Give back the listing underneath, unchanged and complete.

◆ ◆ ◆

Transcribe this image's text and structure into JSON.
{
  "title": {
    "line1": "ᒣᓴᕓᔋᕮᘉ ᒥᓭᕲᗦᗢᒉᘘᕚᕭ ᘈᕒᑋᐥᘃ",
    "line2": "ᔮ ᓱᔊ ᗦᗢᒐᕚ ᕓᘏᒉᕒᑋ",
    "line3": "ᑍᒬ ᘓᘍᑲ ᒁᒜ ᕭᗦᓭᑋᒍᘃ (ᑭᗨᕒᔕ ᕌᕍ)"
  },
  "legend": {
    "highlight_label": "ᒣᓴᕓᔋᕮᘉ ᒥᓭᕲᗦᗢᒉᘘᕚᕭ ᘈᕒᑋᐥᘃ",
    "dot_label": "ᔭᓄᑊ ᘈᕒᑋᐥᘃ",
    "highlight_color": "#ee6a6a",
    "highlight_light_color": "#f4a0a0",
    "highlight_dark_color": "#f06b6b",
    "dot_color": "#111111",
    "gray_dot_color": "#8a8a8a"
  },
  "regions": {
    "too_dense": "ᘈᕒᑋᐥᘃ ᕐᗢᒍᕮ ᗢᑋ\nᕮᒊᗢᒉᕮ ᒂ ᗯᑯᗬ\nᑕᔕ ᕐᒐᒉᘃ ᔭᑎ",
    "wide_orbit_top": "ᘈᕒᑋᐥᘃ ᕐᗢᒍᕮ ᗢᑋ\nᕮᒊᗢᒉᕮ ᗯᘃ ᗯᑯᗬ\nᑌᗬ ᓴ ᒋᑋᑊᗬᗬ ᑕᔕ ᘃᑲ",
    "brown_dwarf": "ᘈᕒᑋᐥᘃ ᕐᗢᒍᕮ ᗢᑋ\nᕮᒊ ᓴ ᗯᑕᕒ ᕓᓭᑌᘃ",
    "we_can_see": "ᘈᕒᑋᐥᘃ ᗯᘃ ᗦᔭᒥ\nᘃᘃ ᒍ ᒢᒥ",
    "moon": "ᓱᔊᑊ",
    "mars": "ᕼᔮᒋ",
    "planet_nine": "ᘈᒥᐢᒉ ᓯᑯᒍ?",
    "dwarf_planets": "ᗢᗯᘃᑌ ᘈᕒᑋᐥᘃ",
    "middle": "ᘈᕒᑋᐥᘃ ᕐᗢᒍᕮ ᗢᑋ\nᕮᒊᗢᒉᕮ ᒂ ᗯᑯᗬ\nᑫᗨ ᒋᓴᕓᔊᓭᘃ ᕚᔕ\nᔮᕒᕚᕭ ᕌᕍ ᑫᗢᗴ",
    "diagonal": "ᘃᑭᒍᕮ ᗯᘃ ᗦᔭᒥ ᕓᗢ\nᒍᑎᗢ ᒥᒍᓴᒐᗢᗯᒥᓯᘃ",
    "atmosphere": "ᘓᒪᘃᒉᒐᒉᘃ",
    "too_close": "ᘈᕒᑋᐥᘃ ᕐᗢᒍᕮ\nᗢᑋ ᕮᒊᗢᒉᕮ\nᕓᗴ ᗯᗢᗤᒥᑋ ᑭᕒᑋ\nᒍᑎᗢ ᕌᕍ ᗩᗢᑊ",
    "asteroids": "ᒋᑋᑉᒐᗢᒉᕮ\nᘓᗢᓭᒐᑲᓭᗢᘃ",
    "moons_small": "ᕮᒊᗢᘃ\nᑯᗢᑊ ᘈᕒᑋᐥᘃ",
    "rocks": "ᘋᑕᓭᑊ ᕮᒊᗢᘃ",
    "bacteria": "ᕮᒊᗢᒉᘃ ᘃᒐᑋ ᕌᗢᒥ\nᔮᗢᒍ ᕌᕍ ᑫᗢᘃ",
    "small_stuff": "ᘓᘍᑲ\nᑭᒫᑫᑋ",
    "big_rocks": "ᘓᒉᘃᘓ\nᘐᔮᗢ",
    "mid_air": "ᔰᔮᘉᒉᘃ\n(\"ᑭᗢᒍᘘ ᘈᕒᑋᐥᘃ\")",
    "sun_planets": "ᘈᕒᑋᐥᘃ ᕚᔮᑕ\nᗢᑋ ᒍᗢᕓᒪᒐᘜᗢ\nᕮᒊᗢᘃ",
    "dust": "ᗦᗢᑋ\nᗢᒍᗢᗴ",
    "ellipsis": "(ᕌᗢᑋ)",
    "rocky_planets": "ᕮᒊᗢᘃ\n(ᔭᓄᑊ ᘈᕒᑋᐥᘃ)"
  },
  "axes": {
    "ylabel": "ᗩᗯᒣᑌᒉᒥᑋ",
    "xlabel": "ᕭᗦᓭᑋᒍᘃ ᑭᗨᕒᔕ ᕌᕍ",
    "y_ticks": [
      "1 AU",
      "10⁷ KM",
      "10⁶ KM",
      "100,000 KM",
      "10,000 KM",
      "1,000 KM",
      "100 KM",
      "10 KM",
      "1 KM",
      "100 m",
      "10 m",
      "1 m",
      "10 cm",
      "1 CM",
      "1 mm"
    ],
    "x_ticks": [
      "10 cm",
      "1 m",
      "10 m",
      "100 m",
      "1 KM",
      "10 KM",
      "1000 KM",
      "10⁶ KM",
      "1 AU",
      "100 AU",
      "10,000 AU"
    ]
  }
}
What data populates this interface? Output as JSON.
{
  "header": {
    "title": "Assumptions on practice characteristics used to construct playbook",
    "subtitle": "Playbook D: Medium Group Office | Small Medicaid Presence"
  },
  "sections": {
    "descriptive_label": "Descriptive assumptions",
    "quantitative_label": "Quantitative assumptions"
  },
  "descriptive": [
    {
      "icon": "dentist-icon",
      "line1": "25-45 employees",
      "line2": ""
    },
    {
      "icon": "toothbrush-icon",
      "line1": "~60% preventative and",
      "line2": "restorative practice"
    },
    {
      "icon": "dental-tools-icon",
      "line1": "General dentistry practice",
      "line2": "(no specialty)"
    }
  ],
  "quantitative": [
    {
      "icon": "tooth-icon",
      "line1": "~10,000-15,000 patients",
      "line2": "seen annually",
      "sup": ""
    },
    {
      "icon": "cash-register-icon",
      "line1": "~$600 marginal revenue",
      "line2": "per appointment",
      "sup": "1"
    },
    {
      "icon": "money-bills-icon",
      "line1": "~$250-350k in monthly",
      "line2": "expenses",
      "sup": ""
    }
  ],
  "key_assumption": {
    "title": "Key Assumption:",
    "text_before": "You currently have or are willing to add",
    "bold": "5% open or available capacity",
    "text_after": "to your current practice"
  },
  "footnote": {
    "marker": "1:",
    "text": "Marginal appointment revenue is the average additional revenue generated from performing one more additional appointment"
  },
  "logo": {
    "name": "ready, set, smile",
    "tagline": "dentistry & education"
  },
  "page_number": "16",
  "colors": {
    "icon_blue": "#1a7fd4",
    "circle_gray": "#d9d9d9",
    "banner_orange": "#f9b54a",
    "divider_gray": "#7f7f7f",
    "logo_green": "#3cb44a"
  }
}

◆ ◆ ◆

FINAL ANSWER:
Transcribe this image's text and structure into JSON.
{
  "title": {
    "line1": "ᒣᓴᕓᔋᕮᘉ ᒥᓭᕲᗦᗢᒉᘘᕚᕭ ᘈᕒᑋᐥᘃ",
    "line2": "ᔮ ᓱᔊ ᗦᗢᒐᕚ ᕓᘏᒉᕒᑋ",
    "line3": "ᑍᒬ ᘓᘍᑲ ᒁᒜ ᕭᗦᓭᑋᒍᘃ (ᑭᗨᕒᔕ ᕌᕍ)"
  },
  "legend": {
    "highlight_label": "ᒣᓴᕓᔋᕮᘉ ᒥᓭᕲᗦᗢᒉᘘᕚᕭ ᘈᕒᑋᐥᘃ",
    "dot_label": "ᔭᓄᑊ ᘈᕒᑋᐥᘃ",
    "highlight_color": "#ee6a6a",
    "highlight_light_color": "#f4a0a0",
    "highlight_dark_color": "#f06b6b",
    "dot_color": "#111111",
    "gray_dot_color": "#8a8a8a"
  },
  "regions": {
    "too_dense": "ᘈᕒᑋᐥᘃ ᕐᗢᒍᕮ ᗢᑋ\nᕮᒊᗢᒉᕮ ᒂ ᗯᑯᗬ\nᑕᔕ ᕐᒐᒉᘃ ᔭᑎ",
    "wide_orbit_top": "ᘈᕒᑋᐥᘃ ᕐᗢᒍᕮ ᗢᑋ\nᕮᒊᗢᒉᕮ ᗯᘃ ᗯᑯᗬ\nᑌᗬ ᓴ ᒋᑋᑊᗬᗬ ᑕᔕ ᘃᑲ",
    "brown_dwarf": "ᘈᕒᑋᐥᘃ ᕐᗢᒍᕮ ᗢᑋ\nᕮᒊ ᓴ ᗯᑕᕒ ᕓᓭᑌᘃ",
    "we_can_see": "ᘈᕒᑋᐥᘃ ᗯᘃ ᗦᔭᒥ\nᘃᘃ ᒍ ᒢᒥ",
    "moon": "ᓱᔊᑊ",
    "mars": "ᕼᔮᒋ",
    "planet_nine": "ᘈᒥᐢᒉ ᓯᑯᒍ?",
    "dwarf_planets": "ᗢᗯᘃᑌ ᘈᕒᑋᐥᘃ",
    "middle": "ᘈᕒᑋᐥᘃ ᕐᗢᒍᕮ ᗢᑋ\nᕮᒊᗢᒉᕮ ᒂ ᗯᑯᗬ\nᑫᗨ ᒋᓴᕓᔊᓭᘃ ᕚᔕ\nᔮᕒᕚᕭ ᕌᕍ ᑫᗢᗴ",
    "diagonal": "ᘃᑭᒍᕮ ᗯᘃ ᗦᔭᒥ ᕓᗢ\nᒍᑎᗢ ᒥᒍᓴᒐᗢᗯᒥᓯᘃ",
    "atmosphere": "ᘓᒪᘃᒉᒐᒉᘃ",
    "too_close": "ᘈᕒᑋᐥᘃ ᕐᗢᒍᕮ\nᗢᑋ ᕮᒊᗢᒉᕮ\nᕓᗴ ᗯᗢᗤᒥᑋ ᑭᕒᑋ\nᒍᑎᗢ ᕌᕍ ᗩᗢᑊ",
    "asteroids": "ᒋᑋᑉᒐᗢᒉᕮ\nᘓᗢᓭᒐᑲᓭᗢᘃ",
    "moons_small": "ᕮᒊᗢᘃ\nᑯᗢᑊ ᘈᕒᑋᐥᘃ",
    "rocks": "ᘋᑕᓭᑊ ᕮᒊᗢᘃ",
    "bacteria": "ᕮᒊᗢᒉᘃ ᘃᒐᑋ ᕌᗢᒥ\nᔮᗢᒍ ᕌᕍ ᑫᗢᘃ",
    "small_stuff": "ᘓᘍᑲ\nᑭᒫᑫᑋ",
    "big_rocks": "ᘓᒉᘃᘓ\nᘐᔮᗢ",
    "mid_air": "ᔰᔮᘉᒉᘃ\n(\"ᑭᗢᒍᘘ ᘈᕒᑋᐥᘃ\")",
    "sun_planets": "ᘈᕒᑋᐥᘃ ᕚᔮᑕ\nᗢᑋ ᒍᗢᕓᒪᒐᘜᗢ\nᕮᒊᗢᘃ",
    "dust": "ᗦᗢᑋ\nᗢᒍᗢᗴ",
    "ellipsis": "(ᕌᗢᑋ)",
    "rocky_planets": "ᕮᒊᗢᘃ\n(ᔭᓄᑊ ᘈᕒᑋᐥᘃ)"
  },
  "axes": {
    "ylabel": "ᗩᗯᒣᑌᒉᒥᑋ",
    "xlabel": "ᕭᗦᓭᑋᒍᘃ ᑭᗨᕒᔕ ᕌᕍ",
    "y_ticks": [
      "1 AU",
      "10⁷ KM",
      "10⁶ KM",
      "100,000 KM",
      "10,000 KM",
      "1,000 KM",
      "100 KM",
      "10 KM",
      "1 KM",
      "100 m",
      "10 m",
      "1 m",
      "10 cm",
      "1 CM",
      "1 mm"
    ],
    "x_ticks": [
      "10 cm",
      "1 m",
      "10 m",
      "100 m",
      "1 KM",
      "10 KM",
      "1000 KM",
      "10⁶ KM",
      "1 AU",
      "100 AU",
      "10,000 AU"
    ]
  }
}
What data populates this interface? Output as JSON.
{
  "header": {
    "title": "Assumptions on practice characteristics used to construct playbook",
    "subtitle": "Playbook D: Medium Group Office | Small Medicaid Presence"
  },
  "sections": {
    "descriptive_label": "Descriptive assumptions",
    "quantitative_label": "Quantitative assumptions"
  },
  "descriptive": [
    {
      "icon": "dentist-icon",
      "line1": "25-45 employees",
      "line2": ""
    },
    {
      "icon": "toothbrush-icon",
      "line1": "~60% preventative and",
      "line2": "restorative practice"
    },
    {
      "icon": "dental-tools-icon",
      "line1": "General dentistry practice",
      "line2": "(no specialty)"
    }
  ],
  "quantitative": [
    {
      "icon": "tooth-icon",
      "line1": "~10,000-15,000 patients",
      "line2": "seen annually",
      "sup": ""
    },
    {
      "icon": "cash-register-icon",
      "line1": "~$600 marginal revenue",
      "line2": "per appointment",
      "sup": "1"
    },
    {
      "icon": "money-bills-icon",
      "line1": "~$250-350k in monthly",
      "line2": "expenses",
      "sup": ""
    }
  ],
  "key_assumption": {
    "title": "Key Assumption:",
    "text_before": "You currently have or are willing to add",
    "bold": "5% open or available capacity",
    "text_after": "to your current practice"
  },
  "footnote": {
    "marker": "1:",
    "text": "Marginal appointment revenue is the average additional revenue generated from performing one more additional appointment"
  },
  "logo": {
    "name": "ready, set, smile",
    "tagline": "dentistry & education"
  },
  "page_number": "16",
  "colors": {
    "icon_blue": "#1a7fd4",
    "circle_gray": "#d9d9d9",
    "banner_orange": "#f9b54a",
    "divider_gray": "#7f7f7f",
    "logo_green": "#3cb44a"
  }
}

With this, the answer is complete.